_Instructions for the task_:
Find every line with the word "Dengue". Copy those lines.

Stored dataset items
· · · ·

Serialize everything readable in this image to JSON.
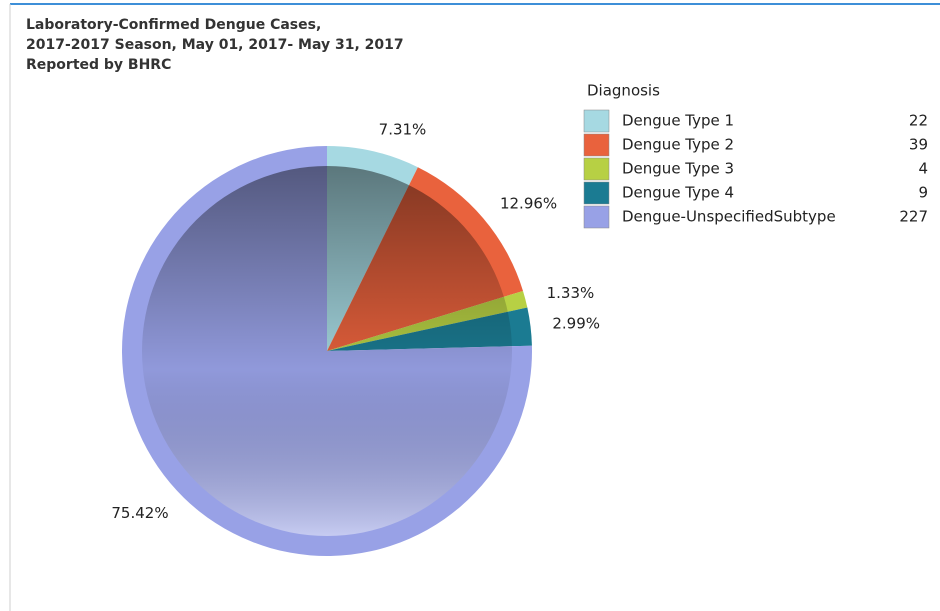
{
  "chart_data": {
    "type": "pie",
    "title": [
      "Laboratory-Confirmed Dengue Cases,",
      "2017-2017 Season, May 01, 2017- May 31, 2017",
      "Reported by BHRC"
    ],
    "legend_title": "Diagnosis",
    "categories": [
      "Dengue Type 1",
      "Dengue Type 2",
      "Dengue Type 3",
      "Dengue Type 4",
      "Dengue-UnspecifiedSubtype"
    ],
    "values": [
      7.31,
      12.96,
      1.33,
      2.99,
      75.42
    ],
    "value_labels": [
      "7.31%",
      "12.96%",
      "1.33%",
      "2.99%",
      "75.42%"
    ],
    "counts": [
      22,
      39,
      4,
      9,
      227
    ],
    "colors": [
      "#a6d9e2",
      "#e9623d",
      "#b7d044",
      "#1b7b92",
      "#98a1e6"
    ],
    "legend": "top-right"
  }
}
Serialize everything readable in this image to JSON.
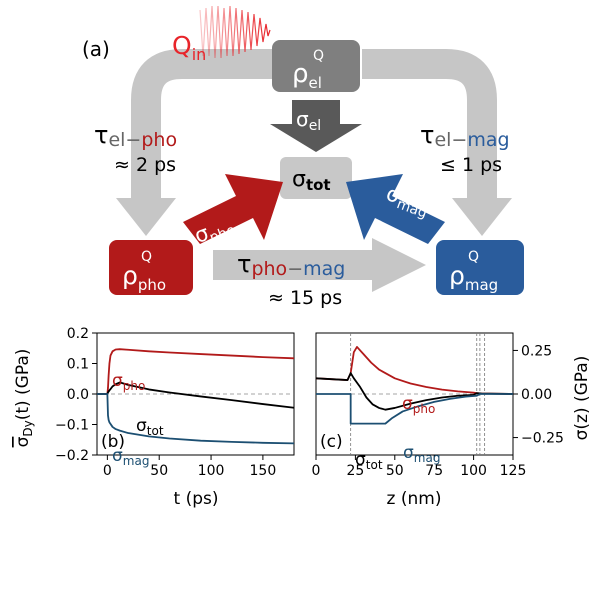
{
  "panel_a": {
    "label": "(a)",
    "q_in": {
      "base": "Q",
      "sub": "in"
    },
    "boxes": {
      "el": {
        "base": "ρ",
        "sup": "Q",
        "sub": "el"
      },
      "pho": {
        "base": "ρ",
        "sup": "Q",
        "sub": "pho"
      },
      "mag": {
        "base": "ρ",
        "sup": "Q",
        "sub": "mag"
      },
      "tot": {
        "base": "σ",
        "sub": "tot"
      }
    },
    "arrows": {
      "sigma_el": {
        "base": "σ",
        "sub": "el"
      },
      "sigma_pho": {
        "base": "σ",
        "sub": "pho"
      },
      "sigma_mag": {
        "base": "σ",
        "sub": "mag"
      }
    },
    "times": {
      "el_pho": {
        "tau": "τ",
        "a": "el",
        "dash": "−",
        "b": "pho",
        "value": "≈ 2 ps"
      },
      "el_mag": {
        "tau": "τ",
        "a": "el",
        "dash": "−",
        "b": "mag",
        "value": "≤ 1 ps"
      },
      "pho_mag": {
        "tau": "τ",
        "a": "pho",
        "dash": "−",
        "b": "mag",
        "value": "≈ 15 ps"
      }
    },
    "colors": {
      "pho": "#b21a1a",
      "mag": "#2a5c9c",
      "el": "#7f7f7f",
      "tot": "#c8c8c8",
      "flow": "#c6c6c6",
      "q_in": "#e8242a"
    }
  },
  "chart_data": [
    {
      "type": "line",
      "panel": "(b)",
      "xlabel": "t (ps)",
      "ylabel": {
        "base": "σ",
        "sub": "Dy",
        "rest": "(t) (GPa)"
      },
      "xlim": [
        -10,
        180
      ],
      "ylim": [
        -0.2,
        0.2
      ],
      "xticks": [
        0,
        50,
        100,
        150
      ],
      "yticks": [
        -0.2,
        -0.1,
        0.0,
        0.1,
        0.2
      ],
      "ytick_labels": [
        "−0.2",
        "−0.1",
        "0.0",
        "0.1",
        "0.2"
      ],
      "zero_line": true,
      "series": [
        {
          "name": "pho",
          "color": "#b21a1a",
          "x": [
            -10,
            0,
            0.6,
            1.2,
            2,
            3,
            5,
            8,
            12,
            20,
            40,
            60,
            90,
            120,
            150,
            180
          ],
          "y": [
            0,
            0,
            0.02,
            0.06,
            0.1,
            0.126,
            0.14,
            0.146,
            0.147,
            0.145,
            0.14,
            0.136,
            0.131,
            0.126,
            0.121,
            0.117
          ]
        },
        {
          "name": "tot",
          "color": "#000000",
          "x": [
            -10,
            0,
            0.6,
            1.2,
            2,
            3,
            5,
            8,
            12,
            20,
            40,
            60,
            90,
            120,
            150,
            180
          ],
          "y": [
            0,
            0,
            0.005,
            0.008,
            0.012,
            0.016,
            0.025,
            0.032,
            0.038,
            0.03,
            0.015,
            0.005,
            -0.008,
            -0.02,
            -0.033,
            -0.045
          ]
        },
        {
          "name": "mag",
          "color": "#1c4f72",
          "x": [
            -10,
            0,
            0.6,
            1.2,
            2,
            3,
            5,
            8,
            12,
            20,
            40,
            60,
            90,
            120,
            150,
            180
          ],
          "y": [
            0,
            0,
            -0.07,
            -0.085,
            -0.093,
            -0.098,
            -0.108,
            -0.115,
            -0.12,
            -0.128,
            -0.139,
            -0.146,
            -0.153,
            -0.157,
            -0.16,
            -0.162
          ]
        }
      ],
      "labels": {
        "pho": {
          "base": "σ",
          "sub": "pho"
        },
        "tot": {
          "base": "σ",
          "sub": "tot"
        },
        "mag": {
          "base": "σ",
          "sub": "mag"
        }
      }
    },
    {
      "type": "line",
      "panel": "(c)",
      "xlabel": "z (nm)",
      "ylabel": "σ(z) (GPa)",
      "xlim": [
        0,
        125
      ],
      "ylim": [
        -0.35,
        0.35
      ],
      "xticks": [
        0,
        25,
        50,
        75,
        100,
        125
      ],
      "yticks": [
        -0.25,
        0.0,
        0.25
      ],
      "ytick_labels": [
        "−0.25",
        "0.00",
        "0.25"
      ],
      "vlines": [
        22,
        102,
        104,
        107
      ],
      "zero_line": true,
      "series": [
        {
          "name": "pho",
          "color": "#b21a1a",
          "x": [
            0,
            20,
            22,
            24,
            26,
            30,
            35,
            40,
            50,
            60,
            70,
            80,
            90,
            100,
            102,
            105,
            110,
            125
          ],
          "y": [
            0.09,
            0.08,
            0.12,
            0.24,
            0.27,
            0.23,
            0.18,
            0.14,
            0.09,
            0.06,
            0.04,
            0.025,
            0.015,
            0.008,
            0.005,
            0.003,
            0.002,
            0.0
          ]
        },
        {
          "name": "tot",
          "color": "#000000",
          "x": [
            0,
            20,
            22,
            24,
            28,
            32,
            36,
            40,
            44,
            50,
            60,
            70,
            80,
            90,
            100,
            102,
            105,
            110,
            125
          ],
          "y": [
            0.09,
            0.08,
            0.12,
            0.09,
            0.04,
            -0.02,
            -0.06,
            -0.08,
            -0.09,
            -0.08,
            -0.055,
            -0.035,
            -0.02,
            -0.01,
            -0.005,
            0.005,
            0.003,
            0.002,
            0.0
          ]
        },
        {
          "name": "mag",
          "color": "#1c4f72",
          "x": [
            0,
            22,
            22.01,
            44,
            48,
            55,
            65,
            75,
            85,
            95,
            102,
            104,
            125
          ],
          "y": [
            0.0,
            0.0,
            -0.17,
            -0.17,
            -0.14,
            -0.1,
            -0.07,
            -0.045,
            -0.028,
            -0.015,
            -0.01,
            0.0,
            0.0
          ]
        }
      ],
      "labels": {
        "pho": {
          "base": "σ",
          "sub": "pho"
        },
        "tot": {
          "base": "σ",
          "sub": "tot"
        },
        "mag": {
          "base": "σ",
          "sub": "mag"
        }
      }
    }
  ]
}
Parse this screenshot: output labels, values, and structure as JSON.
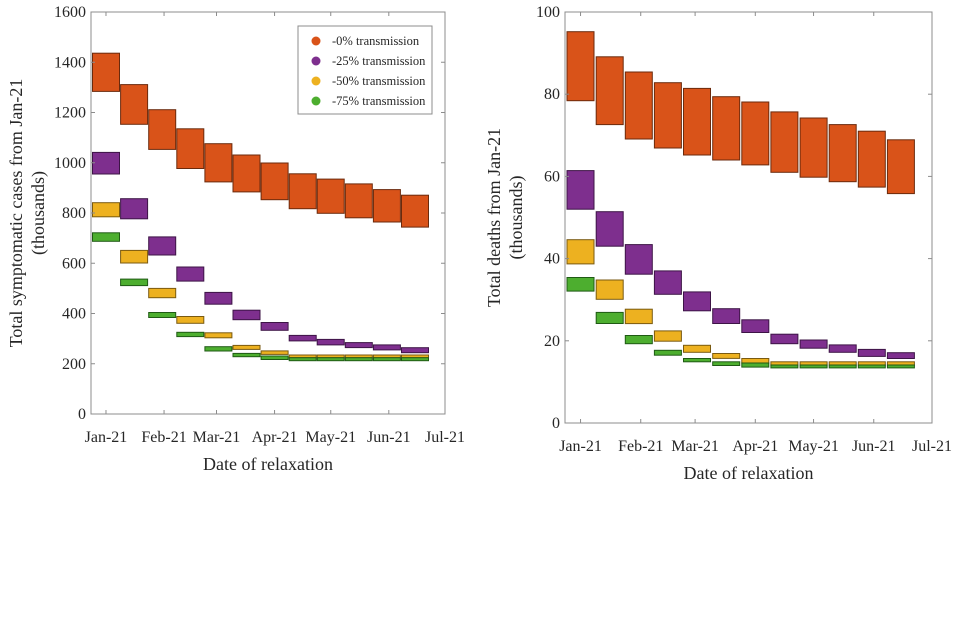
{
  "colors": {
    "orange": "#d95319",
    "purple": "#7e2f8e",
    "yellow": "#edb120",
    "green": "#4dae2f"
  },
  "chart_data": [
    {
      "type": "floating-bar",
      "title": "",
      "xlabel": "Date of relaxation",
      "ylabel_line1": "Total symptomatic cases from Jan-21",
      "ylabel_line2": "(thousands)",
      "ylim": [
        0,
        1600
      ],
      "yticks": [
        0,
        200,
        400,
        600,
        800,
        1000,
        1200,
        1400,
        1600
      ],
      "x_unit": "days since Jan-21 start",
      "xlim": [
        -8,
        181
      ],
      "xticks": [
        {
          "label": "Jan-21",
          "day": 0
        },
        {
          "label": "Feb-21",
          "day": 31
        },
        {
          "label": "Mar-21",
          "day": 59
        },
        {
          "label": "Apr-21",
          "day": 90
        },
        {
          "label": "May-21",
          "day": 120
        },
        {
          "label": "Jun-21",
          "day": 151
        },
        {
          "label": "Jul-21",
          "day": 181
        }
      ],
      "grid": false,
      "legend": {
        "position": "top-right",
        "entries": [
          "-0% transmission",
          "-25% transmission",
          "-50% transmission",
          "-75% transmission"
        ]
      },
      "x": [
        0,
        15,
        30,
        45,
        60,
        75,
        90,
        105,
        120,
        135,
        150,
        165
      ],
      "series": [
        {
          "name": "-0% transmission",
          "color_key": "orange",
          "low": [
            1284,
            1153,
            1053,
            977,
            924,
            884,
            853,
            817,
            799,
            781,
            764,
            744
          ],
          "high": [
            1436,
            1311,
            1211,
            1135,
            1076,
            1031,
            999,
            956,
            935,
            916,
            893,
            871
          ]
        },
        {
          "name": "-25% transmission",
          "color_key": "purple",
          "low": [
            955,
            777,
            633,
            529,
            437,
            375,
            333,
            291,
            275,
            264,
            255,
            244
          ],
          "high": [
            1041,
            857,
            705,
            585,
            484,
            413,
            364,
            313,
            297,
            284,
            275,
            264
          ]
        },
        {
          "name": "-50% transmission",
          "color_key": "yellow",
          "low": [
            785,
            601,
            463,
            361,
            303,
            257,
            237,
            224,
            224,
            224,
            224,
            224
          ],
          "high": [
            841,
            651,
            500,
            388,
            323,
            273,
            251,
            235,
            235,
            235,
            235,
            235
          ]
        },
        {
          "name": "-75% transmission",
          "color_key": "green",
          "low": [
            687,
            511,
            384,
            308,
            251,
            228,
            217,
            212,
            212,
            212,
            212,
            212
          ],
          "high": [
            721,
            537,
            404,
            325,
            268,
            241,
            231,
            224,
            224,
            224,
            224,
            224
          ]
        }
      ]
    },
    {
      "type": "floating-bar",
      "title": "",
      "xlabel": "Date of relaxation",
      "ylabel_line1": "Total deaths from Jan-21",
      "ylabel_line2": "(thousands)",
      "ylim": [
        0,
        100
      ],
      "yticks": [
        0,
        20,
        40,
        60,
        80,
        100
      ],
      "x_unit": "days since Jan-21 start",
      "xlim": [
        -8,
        181
      ],
      "xticks": [
        {
          "label": "Jan-21",
          "day": 0
        },
        {
          "label": "Feb-21",
          "day": 31
        },
        {
          "label": "Mar-21",
          "day": 59
        },
        {
          "label": "Apr-21",
          "day": 90
        },
        {
          "label": "May-21",
          "day": 120
        },
        {
          "label": "Jun-21",
          "day": 151
        },
        {
          "label": "Jul-21",
          "day": 181
        }
      ],
      "grid": false,
      "legend": null,
      "x": [
        0,
        15,
        30,
        45,
        60,
        75,
        90,
        105,
        120,
        135,
        150,
        165
      ],
      "series": [
        {
          "name": "-0% transmission",
          "color_key": "orange",
          "low": [
            78.4,
            72.6,
            69.1,
            66.9,
            65.2,
            64.0,
            62.8,
            61.0,
            59.8,
            58.7,
            57.4,
            55.8
          ],
          "high": [
            95.2,
            89.1,
            85.4,
            82.8,
            81.4,
            79.4,
            78.1,
            75.7,
            74.2,
            72.6,
            71.0,
            68.9
          ]
        },
        {
          "name": "-25% transmission",
          "color_key": "purple",
          "low": [
            52.0,
            43.0,
            36.2,
            31.3,
            27.3,
            24.2,
            22.0,
            19.3,
            18.2,
            17.2,
            16.2,
            15.7
          ],
          "high": [
            61.4,
            51.4,
            43.4,
            37.0,
            31.9,
            27.8,
            25.1,
            21.6,
            20.2,
            19.0,
            17.9,
            17.1
          ]
        },
        {
          "name": "-50% transmission",
          "color_key": "yellow",
          "low": [
            38.7,
            30.1,
            24.2,
            19.9,
            17.2,
            15.7,
            14.6,
            14.1,
            14.1,
            14.1,
            14.1,
            14.1
          ],
          "high": [
            44.6,
            34.8,
            27.7,
            22.4,
            18.9,
            16.9,
            15.7,
            14.9,
            14.9,
            14.9,
            14.9,
            14.9
          ]
        },
        {
          "name": "-75% transmission",
          "color_key": "green",
          "low": [
            32.1,
            24.2,
            19.3,
            16.5,
            14.9,
            14.0,
            13.6,
            13.4,
            13.4,
            13.4,
            13.4,
            13.4
          ],
          "high": [
            35.4,
            26.9,
            21.3,
            17.7,
            15.7,
            14.9,
            14.6,
            14.1,
            14.1,
            14.1,
            14.1,
            14.1
          ]
        }
      ]
    }
  ]
}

· · · ·

_Task output_:
      "Laboratory-Confirmed Dengue Cases,",
      "Dengue Type 1",
      "Dengue Type 2",
      "Dengue Type 3",
      "Dengue Type 4",
      "Dengue-UnspecifiedSubtype"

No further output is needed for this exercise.